__TASK DESCRIPTION__
Reproduce exactly the lines from the one containing "Decode this chart: output" through the end of the listing, minus the pictures.

__MATERIAL SHOWN__
════════════════════

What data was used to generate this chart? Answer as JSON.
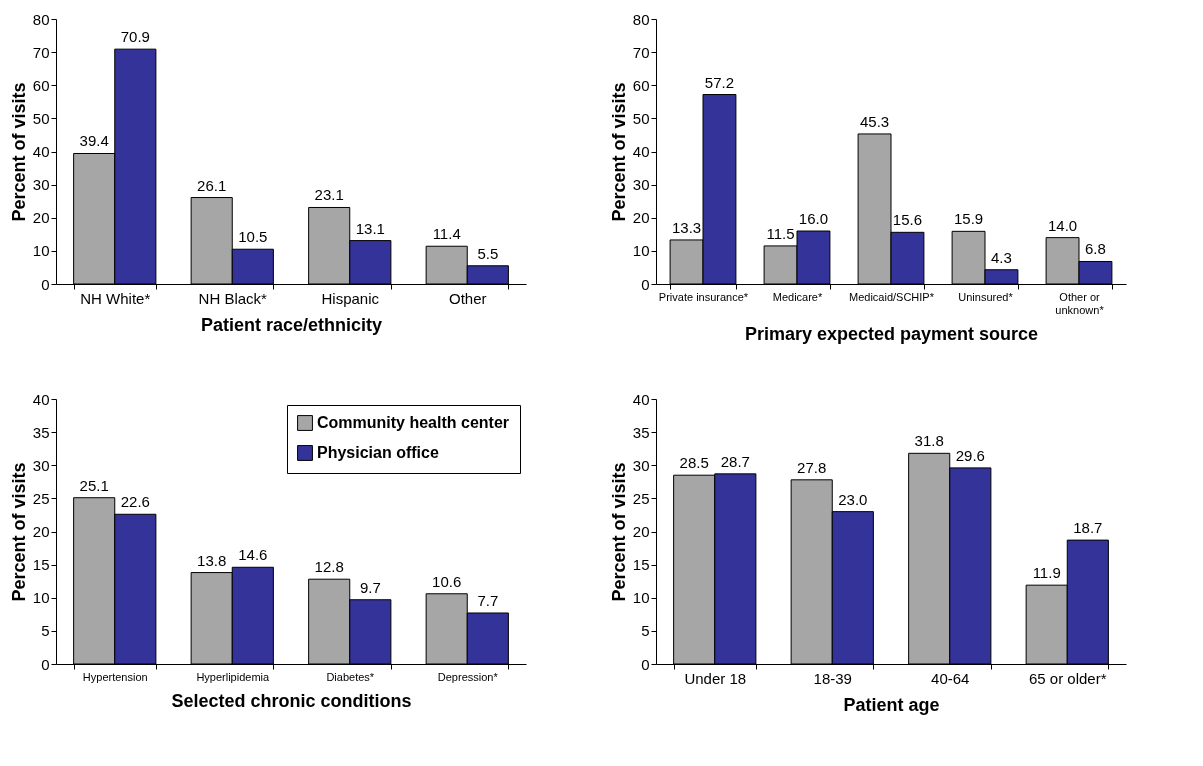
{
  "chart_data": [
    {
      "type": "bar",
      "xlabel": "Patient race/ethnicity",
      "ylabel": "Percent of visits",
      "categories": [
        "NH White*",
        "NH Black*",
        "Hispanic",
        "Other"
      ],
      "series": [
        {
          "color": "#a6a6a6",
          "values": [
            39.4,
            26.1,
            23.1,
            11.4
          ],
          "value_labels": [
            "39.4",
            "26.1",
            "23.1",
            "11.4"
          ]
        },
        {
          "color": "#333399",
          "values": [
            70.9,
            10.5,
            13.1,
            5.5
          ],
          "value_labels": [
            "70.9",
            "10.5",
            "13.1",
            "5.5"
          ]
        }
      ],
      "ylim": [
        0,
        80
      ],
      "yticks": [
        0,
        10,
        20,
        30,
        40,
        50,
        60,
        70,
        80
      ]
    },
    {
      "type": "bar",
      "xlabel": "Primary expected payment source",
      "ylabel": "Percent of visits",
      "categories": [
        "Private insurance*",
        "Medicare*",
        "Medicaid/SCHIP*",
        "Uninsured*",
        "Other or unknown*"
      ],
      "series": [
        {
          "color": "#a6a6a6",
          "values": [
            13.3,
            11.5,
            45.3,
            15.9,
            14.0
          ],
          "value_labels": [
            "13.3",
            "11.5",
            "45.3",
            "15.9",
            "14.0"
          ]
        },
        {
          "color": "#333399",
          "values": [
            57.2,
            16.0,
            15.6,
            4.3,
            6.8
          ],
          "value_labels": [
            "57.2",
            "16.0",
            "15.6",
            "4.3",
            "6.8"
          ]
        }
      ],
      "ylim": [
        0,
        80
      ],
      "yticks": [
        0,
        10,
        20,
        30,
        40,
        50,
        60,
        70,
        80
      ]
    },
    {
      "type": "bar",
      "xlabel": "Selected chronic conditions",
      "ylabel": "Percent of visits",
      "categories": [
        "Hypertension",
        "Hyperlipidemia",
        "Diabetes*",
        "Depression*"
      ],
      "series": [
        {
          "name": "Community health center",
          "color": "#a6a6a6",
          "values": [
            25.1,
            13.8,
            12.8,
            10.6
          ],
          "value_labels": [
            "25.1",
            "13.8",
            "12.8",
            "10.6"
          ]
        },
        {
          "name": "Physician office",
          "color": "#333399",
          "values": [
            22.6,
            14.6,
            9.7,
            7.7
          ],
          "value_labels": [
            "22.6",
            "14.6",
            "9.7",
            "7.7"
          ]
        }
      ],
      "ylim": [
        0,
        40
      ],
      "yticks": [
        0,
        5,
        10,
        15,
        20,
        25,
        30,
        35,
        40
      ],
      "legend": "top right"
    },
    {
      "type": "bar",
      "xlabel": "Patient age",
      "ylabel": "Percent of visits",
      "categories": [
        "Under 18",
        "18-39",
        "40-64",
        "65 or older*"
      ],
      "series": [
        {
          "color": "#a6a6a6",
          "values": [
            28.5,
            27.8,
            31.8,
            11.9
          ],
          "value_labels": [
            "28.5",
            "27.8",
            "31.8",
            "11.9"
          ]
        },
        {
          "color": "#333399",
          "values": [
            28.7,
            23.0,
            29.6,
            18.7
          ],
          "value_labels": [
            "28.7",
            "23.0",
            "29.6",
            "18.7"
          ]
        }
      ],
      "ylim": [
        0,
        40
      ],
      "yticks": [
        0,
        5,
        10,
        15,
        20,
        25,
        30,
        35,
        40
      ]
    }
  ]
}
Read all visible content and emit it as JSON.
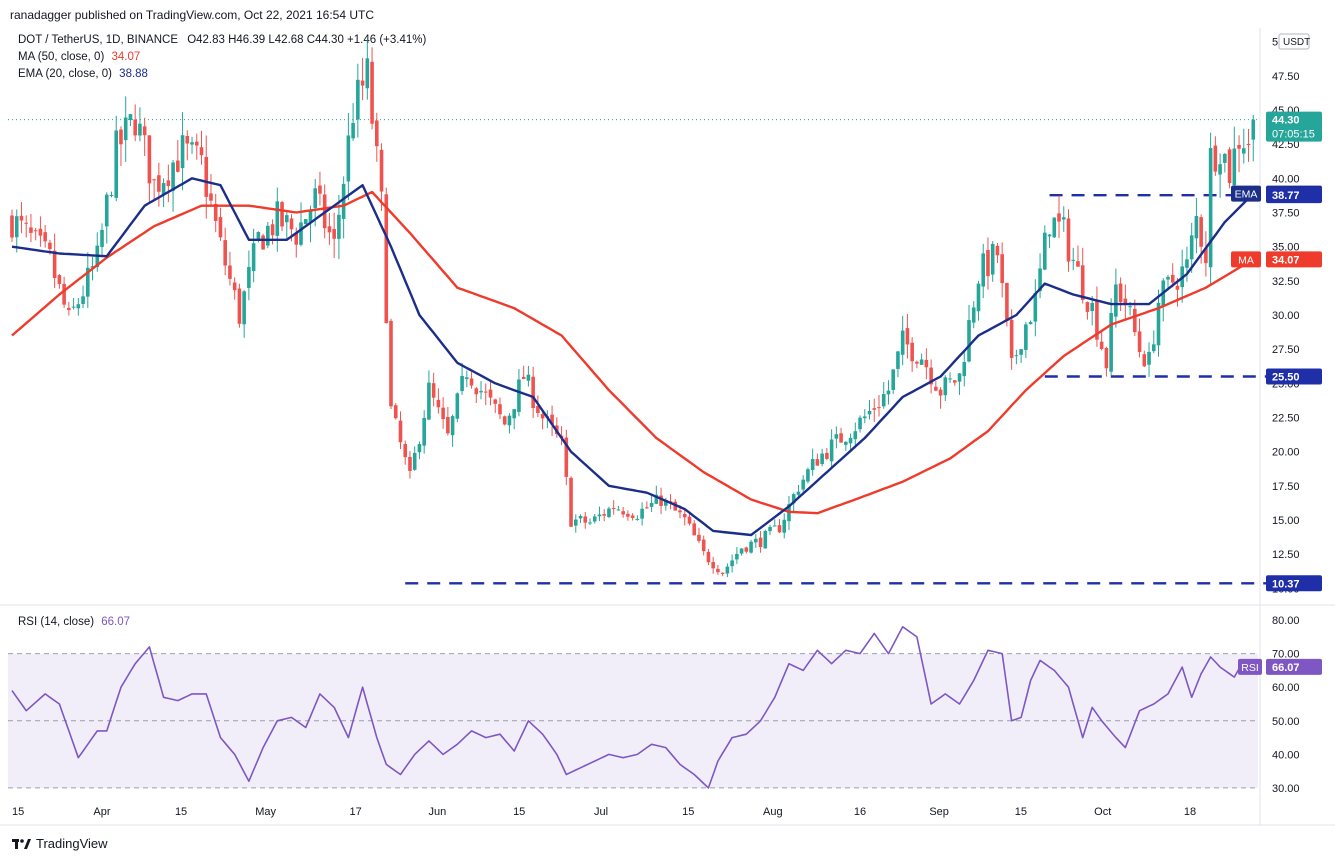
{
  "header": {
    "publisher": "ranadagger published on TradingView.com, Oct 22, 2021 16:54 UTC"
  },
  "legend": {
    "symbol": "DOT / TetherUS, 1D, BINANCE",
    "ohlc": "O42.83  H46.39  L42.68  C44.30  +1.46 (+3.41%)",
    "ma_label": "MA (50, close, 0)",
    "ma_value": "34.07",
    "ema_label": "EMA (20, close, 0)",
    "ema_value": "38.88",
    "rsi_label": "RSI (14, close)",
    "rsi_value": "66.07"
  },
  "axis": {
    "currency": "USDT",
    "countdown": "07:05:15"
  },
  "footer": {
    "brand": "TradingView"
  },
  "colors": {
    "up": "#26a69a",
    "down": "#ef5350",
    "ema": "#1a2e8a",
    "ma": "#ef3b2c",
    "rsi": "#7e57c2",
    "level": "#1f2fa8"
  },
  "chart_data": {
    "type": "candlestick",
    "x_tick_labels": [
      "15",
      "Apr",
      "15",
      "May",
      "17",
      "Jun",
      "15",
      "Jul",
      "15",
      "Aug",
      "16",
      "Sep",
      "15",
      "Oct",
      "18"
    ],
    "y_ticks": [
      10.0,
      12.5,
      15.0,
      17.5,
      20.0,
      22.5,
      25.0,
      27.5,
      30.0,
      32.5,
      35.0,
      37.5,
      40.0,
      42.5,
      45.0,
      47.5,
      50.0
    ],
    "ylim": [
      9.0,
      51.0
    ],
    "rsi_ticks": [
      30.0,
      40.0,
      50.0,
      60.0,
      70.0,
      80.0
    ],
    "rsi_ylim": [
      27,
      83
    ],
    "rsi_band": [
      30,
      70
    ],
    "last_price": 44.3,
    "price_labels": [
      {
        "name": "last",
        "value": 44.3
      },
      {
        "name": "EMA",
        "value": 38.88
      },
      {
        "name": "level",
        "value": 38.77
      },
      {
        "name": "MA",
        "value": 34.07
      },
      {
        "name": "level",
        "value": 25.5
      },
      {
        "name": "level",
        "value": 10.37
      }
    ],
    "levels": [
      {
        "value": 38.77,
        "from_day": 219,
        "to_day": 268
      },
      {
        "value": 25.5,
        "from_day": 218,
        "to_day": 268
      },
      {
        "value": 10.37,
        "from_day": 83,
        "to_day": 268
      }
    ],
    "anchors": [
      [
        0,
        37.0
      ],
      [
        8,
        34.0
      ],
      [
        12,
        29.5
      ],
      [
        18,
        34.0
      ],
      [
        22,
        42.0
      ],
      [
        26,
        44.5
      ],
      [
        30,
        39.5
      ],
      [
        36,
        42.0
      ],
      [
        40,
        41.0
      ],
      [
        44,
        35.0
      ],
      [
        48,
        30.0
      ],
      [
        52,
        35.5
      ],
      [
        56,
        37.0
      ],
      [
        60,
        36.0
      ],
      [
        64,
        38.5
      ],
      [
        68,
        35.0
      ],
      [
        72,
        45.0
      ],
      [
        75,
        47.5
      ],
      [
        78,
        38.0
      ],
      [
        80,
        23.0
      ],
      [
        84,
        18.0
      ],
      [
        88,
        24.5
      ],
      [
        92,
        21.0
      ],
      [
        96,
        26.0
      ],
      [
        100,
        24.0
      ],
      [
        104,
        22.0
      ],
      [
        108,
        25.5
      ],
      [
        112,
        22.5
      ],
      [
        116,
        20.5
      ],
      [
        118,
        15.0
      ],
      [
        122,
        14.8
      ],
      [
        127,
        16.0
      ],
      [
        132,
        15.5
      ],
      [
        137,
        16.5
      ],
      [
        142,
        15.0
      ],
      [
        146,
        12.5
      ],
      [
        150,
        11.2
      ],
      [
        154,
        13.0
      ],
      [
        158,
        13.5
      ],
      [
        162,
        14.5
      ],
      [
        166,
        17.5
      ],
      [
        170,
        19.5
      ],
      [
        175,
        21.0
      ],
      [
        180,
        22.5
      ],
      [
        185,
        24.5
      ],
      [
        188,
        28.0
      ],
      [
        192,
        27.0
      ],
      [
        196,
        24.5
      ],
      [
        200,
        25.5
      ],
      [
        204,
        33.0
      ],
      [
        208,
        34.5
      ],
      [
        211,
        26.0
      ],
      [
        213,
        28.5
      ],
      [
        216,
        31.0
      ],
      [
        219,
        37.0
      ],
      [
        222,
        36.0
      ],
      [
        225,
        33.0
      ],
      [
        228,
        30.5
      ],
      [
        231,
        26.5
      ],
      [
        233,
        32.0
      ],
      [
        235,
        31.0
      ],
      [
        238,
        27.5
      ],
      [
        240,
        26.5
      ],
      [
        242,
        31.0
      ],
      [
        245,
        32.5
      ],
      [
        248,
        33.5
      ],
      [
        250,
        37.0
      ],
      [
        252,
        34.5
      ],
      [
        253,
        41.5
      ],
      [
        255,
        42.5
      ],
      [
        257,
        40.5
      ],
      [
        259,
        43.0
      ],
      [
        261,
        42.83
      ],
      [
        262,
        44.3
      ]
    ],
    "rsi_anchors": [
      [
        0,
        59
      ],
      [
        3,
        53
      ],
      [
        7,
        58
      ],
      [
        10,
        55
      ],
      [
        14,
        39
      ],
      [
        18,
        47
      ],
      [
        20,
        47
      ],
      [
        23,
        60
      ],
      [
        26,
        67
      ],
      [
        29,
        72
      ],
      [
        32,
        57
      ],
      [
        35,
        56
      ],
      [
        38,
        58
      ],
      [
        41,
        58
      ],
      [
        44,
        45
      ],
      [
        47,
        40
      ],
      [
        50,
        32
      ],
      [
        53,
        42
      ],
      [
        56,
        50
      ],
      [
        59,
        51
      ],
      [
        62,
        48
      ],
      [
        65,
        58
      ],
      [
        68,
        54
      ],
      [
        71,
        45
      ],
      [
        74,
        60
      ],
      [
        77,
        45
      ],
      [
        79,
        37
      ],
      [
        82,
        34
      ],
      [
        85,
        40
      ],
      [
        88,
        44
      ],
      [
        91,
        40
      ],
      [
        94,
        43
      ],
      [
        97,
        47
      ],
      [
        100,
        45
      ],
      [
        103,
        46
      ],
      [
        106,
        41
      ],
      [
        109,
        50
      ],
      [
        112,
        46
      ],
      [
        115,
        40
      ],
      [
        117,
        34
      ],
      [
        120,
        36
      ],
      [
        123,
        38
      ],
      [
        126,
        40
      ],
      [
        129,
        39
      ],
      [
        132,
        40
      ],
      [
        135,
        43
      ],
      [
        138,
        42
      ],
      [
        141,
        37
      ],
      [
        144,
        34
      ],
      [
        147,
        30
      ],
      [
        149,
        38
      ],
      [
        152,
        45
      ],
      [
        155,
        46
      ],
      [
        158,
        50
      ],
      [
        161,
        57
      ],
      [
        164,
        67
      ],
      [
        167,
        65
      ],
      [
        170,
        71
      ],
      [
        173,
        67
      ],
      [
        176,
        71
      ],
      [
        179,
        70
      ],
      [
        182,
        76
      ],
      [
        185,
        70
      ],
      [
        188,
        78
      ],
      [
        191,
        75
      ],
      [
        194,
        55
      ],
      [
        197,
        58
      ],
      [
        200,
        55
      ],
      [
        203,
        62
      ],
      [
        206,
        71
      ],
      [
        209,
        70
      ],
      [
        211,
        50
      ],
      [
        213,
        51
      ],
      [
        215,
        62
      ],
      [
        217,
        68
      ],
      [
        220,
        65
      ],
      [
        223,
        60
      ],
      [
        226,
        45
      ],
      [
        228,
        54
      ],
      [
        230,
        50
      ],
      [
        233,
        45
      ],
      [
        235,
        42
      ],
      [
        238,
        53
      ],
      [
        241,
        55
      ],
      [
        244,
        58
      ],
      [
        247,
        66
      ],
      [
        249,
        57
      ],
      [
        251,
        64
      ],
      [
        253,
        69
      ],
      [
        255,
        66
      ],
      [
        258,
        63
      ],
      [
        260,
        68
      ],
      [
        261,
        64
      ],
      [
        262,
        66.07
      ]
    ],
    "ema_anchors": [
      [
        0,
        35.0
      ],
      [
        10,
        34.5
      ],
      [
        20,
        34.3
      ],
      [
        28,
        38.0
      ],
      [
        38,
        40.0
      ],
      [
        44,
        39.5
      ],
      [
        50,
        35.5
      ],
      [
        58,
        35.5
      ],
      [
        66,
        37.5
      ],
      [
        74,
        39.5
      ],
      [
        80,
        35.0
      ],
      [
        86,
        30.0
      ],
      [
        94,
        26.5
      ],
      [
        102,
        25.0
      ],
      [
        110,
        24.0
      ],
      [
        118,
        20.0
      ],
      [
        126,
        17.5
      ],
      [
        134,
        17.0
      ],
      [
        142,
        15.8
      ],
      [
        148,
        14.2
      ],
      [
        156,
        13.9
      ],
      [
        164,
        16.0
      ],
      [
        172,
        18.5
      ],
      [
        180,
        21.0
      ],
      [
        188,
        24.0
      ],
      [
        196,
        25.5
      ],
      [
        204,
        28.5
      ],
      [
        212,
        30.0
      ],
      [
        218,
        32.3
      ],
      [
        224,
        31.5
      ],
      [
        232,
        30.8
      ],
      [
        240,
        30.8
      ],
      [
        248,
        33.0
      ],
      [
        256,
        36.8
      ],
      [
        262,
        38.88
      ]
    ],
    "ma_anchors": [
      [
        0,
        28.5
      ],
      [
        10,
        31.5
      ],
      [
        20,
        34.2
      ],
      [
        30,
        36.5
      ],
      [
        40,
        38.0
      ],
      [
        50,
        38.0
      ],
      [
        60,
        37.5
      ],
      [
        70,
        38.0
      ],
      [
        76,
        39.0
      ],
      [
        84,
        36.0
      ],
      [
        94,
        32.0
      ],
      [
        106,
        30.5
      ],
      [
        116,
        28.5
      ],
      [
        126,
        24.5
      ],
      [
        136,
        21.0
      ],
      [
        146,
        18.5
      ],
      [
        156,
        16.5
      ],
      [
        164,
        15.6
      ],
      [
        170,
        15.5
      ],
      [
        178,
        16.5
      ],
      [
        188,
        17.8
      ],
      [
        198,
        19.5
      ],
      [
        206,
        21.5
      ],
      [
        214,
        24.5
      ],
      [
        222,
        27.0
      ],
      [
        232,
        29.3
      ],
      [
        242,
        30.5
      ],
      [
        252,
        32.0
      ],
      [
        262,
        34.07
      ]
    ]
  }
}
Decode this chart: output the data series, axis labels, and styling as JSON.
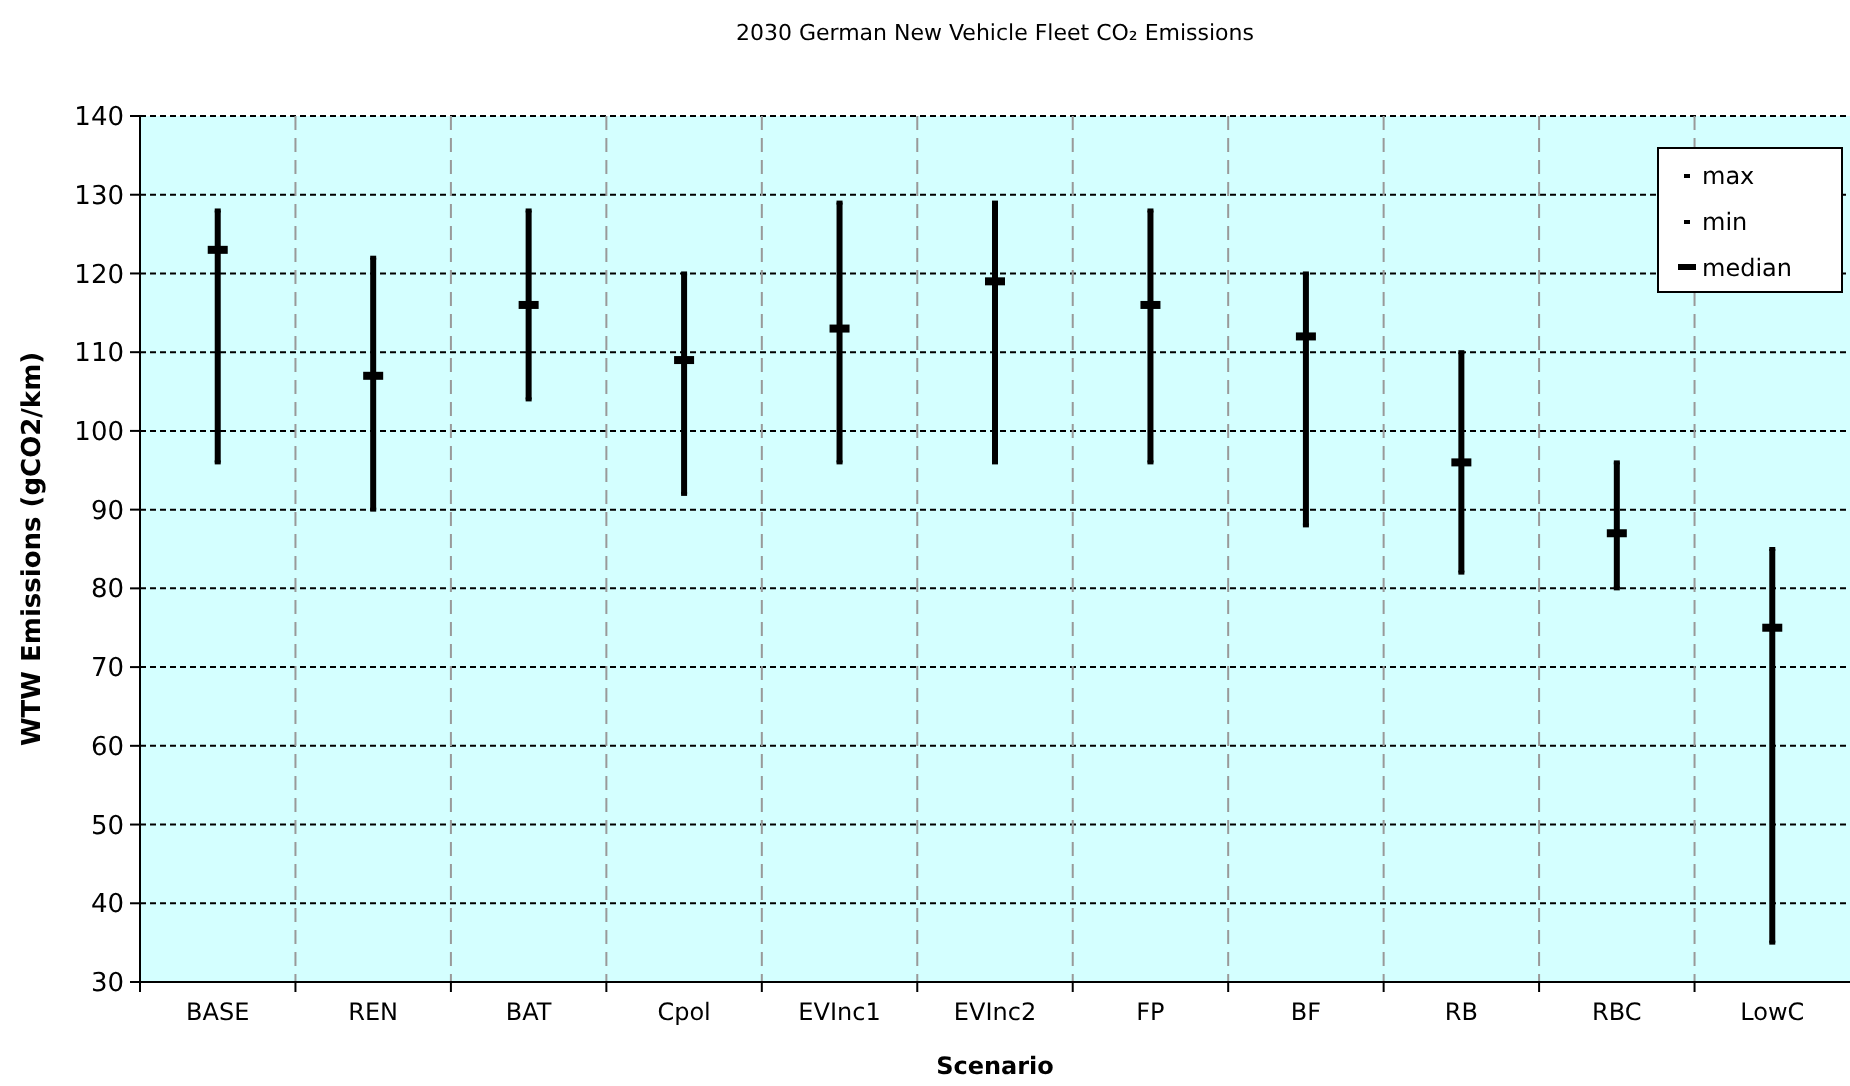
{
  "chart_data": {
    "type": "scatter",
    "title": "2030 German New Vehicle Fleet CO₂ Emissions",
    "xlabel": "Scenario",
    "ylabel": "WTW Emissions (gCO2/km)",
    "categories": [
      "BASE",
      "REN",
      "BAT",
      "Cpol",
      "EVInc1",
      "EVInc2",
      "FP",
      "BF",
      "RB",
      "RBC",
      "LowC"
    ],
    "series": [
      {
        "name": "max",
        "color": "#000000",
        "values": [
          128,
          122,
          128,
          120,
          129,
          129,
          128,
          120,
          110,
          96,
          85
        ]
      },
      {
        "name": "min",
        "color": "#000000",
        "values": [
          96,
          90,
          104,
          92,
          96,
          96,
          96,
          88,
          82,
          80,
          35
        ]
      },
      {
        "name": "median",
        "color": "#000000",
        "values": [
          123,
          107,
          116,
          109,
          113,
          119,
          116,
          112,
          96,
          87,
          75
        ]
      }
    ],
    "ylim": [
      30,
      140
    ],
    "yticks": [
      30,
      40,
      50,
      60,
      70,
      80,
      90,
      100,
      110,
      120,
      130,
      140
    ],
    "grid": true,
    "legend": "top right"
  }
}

════════════════════

__WORKED ANSWER__
Decode this chart: output the data series, axis labels, and styling as JSON.
{
  "chart_data": {
    "type": "scatter",
    "title": "2030 German New Vehicle Fleet CO₂ Emissions",
    "xlabel": "Scenario",
    "ylabel": "WTW Emissions (gCO2/km)",
    "categories": [
      "BASE",
      "REN",
      "BAT",
      "Cpol",
      "EVInc1",
      "EVInc2",
      "FP",
      "BF",
      "RB",
      "RBC",
      "LowC"
    ],
    "series": [
      {
        "name": "max",
        "color": "#000000",
        "values": [
          128,
          122,
          128,
          120,
          129,
          129,
          128,
          120,
          110,
          96,
          85
        ]
      },
      {
        "name": "min",
        "color": "#000000",
        "values": [
          96,
          90,
          104,
          92,
          96,
          96,
          96,
          88,
          82,
          80,
          35
        ]
      },
      {
        "name": "median",
        "color": "#000000",
        "values": [
          123,
          107,
          116,
          109,
          113,
          119,
          116,
          112,
          96,
          87,
          75
        ]
      }
    ],
    "ylim": [
      30,
      140
    ],
    "yticks": [
      30,
      40,
      50,
      60,
      70,
      80,
      90,
      100,
      110,
      120,
      130,
      140
    ],
    "grid": true,
    "legend": "top right"
  }
}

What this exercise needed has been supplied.